* Start *
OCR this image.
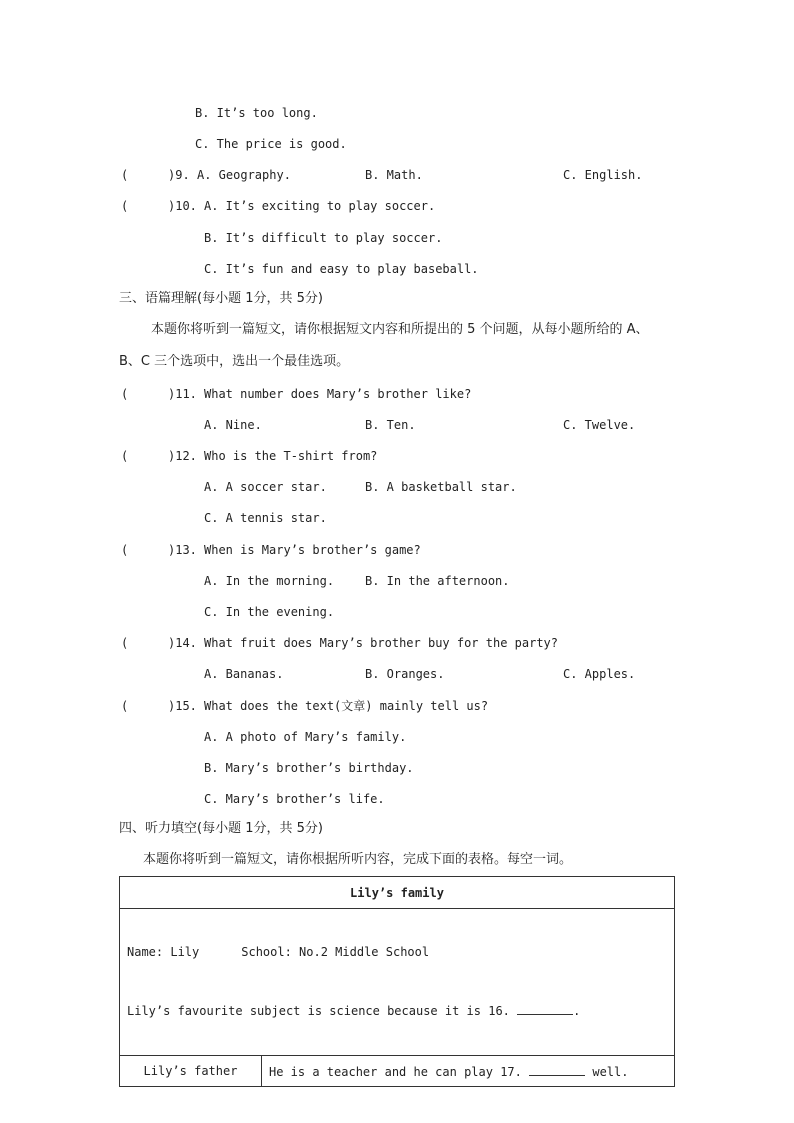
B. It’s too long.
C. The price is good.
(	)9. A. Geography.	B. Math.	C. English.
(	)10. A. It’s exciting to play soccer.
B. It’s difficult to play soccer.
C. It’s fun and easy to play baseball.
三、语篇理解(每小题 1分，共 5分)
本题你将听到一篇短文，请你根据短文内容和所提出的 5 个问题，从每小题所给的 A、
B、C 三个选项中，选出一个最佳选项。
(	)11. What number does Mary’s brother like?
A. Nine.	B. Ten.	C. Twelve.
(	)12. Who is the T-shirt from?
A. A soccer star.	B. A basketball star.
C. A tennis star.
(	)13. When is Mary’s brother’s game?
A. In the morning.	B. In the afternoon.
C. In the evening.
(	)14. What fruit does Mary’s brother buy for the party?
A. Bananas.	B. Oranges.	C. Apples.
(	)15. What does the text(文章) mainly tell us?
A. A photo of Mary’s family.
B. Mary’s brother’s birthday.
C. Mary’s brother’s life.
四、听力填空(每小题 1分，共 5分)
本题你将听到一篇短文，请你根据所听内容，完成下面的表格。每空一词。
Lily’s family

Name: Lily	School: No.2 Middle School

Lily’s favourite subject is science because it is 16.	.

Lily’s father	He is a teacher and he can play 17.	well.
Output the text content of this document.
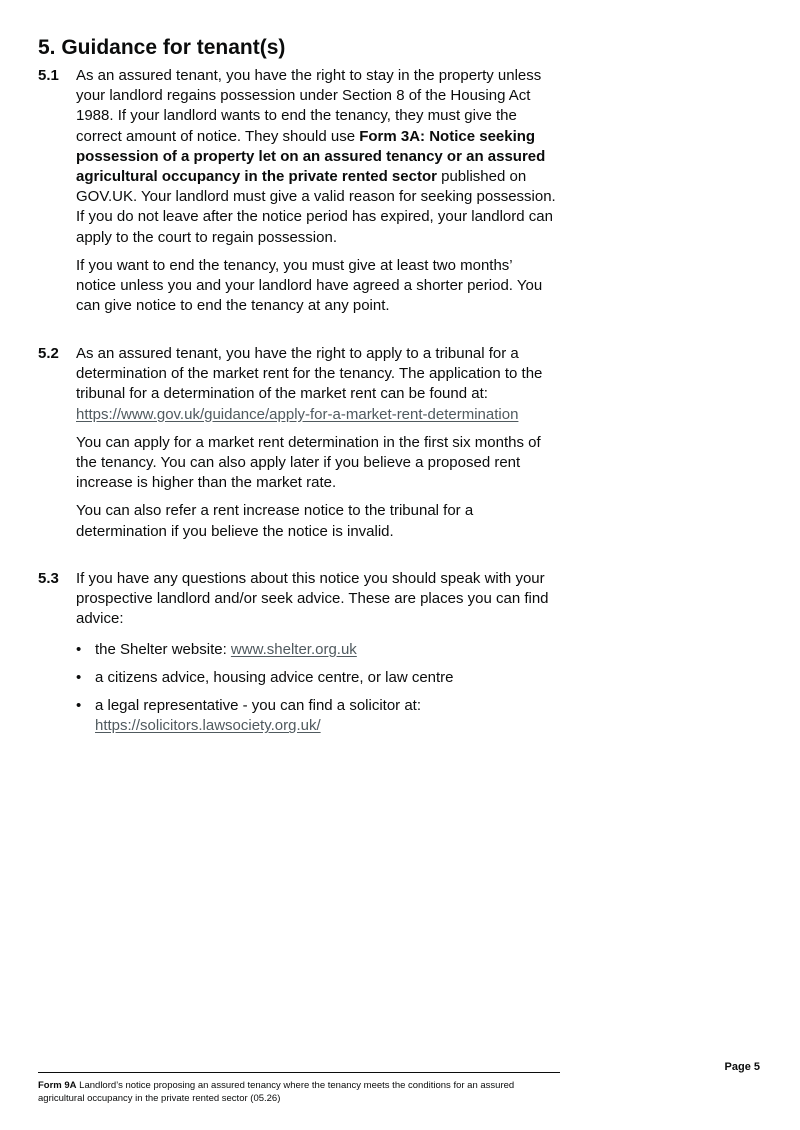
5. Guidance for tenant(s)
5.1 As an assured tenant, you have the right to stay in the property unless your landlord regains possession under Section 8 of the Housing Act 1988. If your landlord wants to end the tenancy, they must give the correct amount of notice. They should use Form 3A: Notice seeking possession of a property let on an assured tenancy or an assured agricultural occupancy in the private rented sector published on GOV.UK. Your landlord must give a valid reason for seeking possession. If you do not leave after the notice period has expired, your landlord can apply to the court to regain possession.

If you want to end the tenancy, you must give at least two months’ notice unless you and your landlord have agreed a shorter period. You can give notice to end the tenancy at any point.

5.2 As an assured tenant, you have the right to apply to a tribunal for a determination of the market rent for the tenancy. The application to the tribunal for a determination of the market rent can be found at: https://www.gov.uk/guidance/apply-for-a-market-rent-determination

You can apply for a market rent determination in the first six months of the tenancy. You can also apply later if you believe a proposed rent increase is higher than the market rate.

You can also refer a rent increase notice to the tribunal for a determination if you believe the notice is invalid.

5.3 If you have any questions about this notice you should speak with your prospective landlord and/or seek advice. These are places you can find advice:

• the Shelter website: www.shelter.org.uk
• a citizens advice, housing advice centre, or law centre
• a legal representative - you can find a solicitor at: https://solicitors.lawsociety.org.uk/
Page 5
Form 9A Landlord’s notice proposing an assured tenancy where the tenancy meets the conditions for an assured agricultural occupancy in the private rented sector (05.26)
* End *
Please set down each line of the data above exactly as written, without the pictures.

- Solved problem
OCR this image.
B. It’s too long.
C. The price is good.
(	)9. A. Geography.	B. Math.	C. English.
(	)10. A. It’s exciting to play soccer.
B. It’s difficult to play soccer.
C. It’s fun and easy to play baseball.
三、语篇理解(每小题 1分，共 5分)
本题你将听到一篇短文，请你根据短文内容和所提出的 5 个问题，从每小题所给的 A、
B、C 三个选项中，选出一个最佳选项。
(	)11. What number does Mary’s brother like?
A. Nine.	B. Ten.	C. Twelve.
(	)12. Who is the T-shirt from?
A. A soccer star.	B. A basketball star.
C. A tennis star.
(	)13. When is Mary’s brother’s game?
A. In the morning.	B. In the afternoon.
C. In the evening.
(	)14. What fruit does Mary’s brother buy for the party?
A. Bananas.	B. Oranges.	C. Apples.
(	)15. What does the text(文章) mainly tell us?
A. A photo of Mary’s family.
B. Mary’s brother’s birthday.
C. Mary’s brother’s life.
四、听力填空(每小题 1分，共 5分)
本题你将听到一篇短文，请你根据所听内容，完成下面的表格。每空一词。
Lily’s family

Name: Lily	School: No.2 Middle School

Lily’s favourite subject is science because it is 16.	.

Lily’s father	He is a teacher and he can play 17.	well.
Output the text content of this document.
5. Guidance for tenant(s)
5.1 As an assured tenant, you have the right to stay in the property unless your landlord regains possession under Section 8 of the Housing Act 1988. If your landlord wants to end the tenancy, they must give the correct amount of notice. They should use Form 3A: Notice seeking possession of a property let on an assured tenancy or an assured agricultural occupancy in the private rented sector published on GOV.UK. Your landlord must give a valid reason for seeking possession. If you do not leave after the notice period has expired, your landlord can apply to the court to regain possession.

If you want to end the tenancy, you must give at least two months’ notice unless you and your landlord have agreed a shorter period. You can give notice to end the tenancy at any point.

5.2 As an assured tenant, you have the right to apply to a tribunal for a determination of the market rent for the tenancy. The application to the tribunal for a determination of the market rent can be found at: https://www.gov.uk/guidance/apply-for-a-market-rent-determination

You can apply for a market rent determination in the first six months of the tenancy. You can also apply later if you believe a proposed rent increase is higher than the market rate.

You can also refer a rent increase notice to the tribunal for a determination if you believe the notice is invalid.

5.3 If you have any questions about this notice you should speak with your prospective landlord and/or seek advice. These are places you can find advice:

• the Shelter website: www.shelter.org.uk
• a citizens advice, housing advice centre, or law centre
• a legal representative - you can find a solicitor at: https://solicitors.lawsociety.org.uk/
Page 5
Form 9A Landlord’s notice proposing an assured tenancy where the tenancy meets the conditions for an assured agricultural occupancy in the private rented sector (05.26)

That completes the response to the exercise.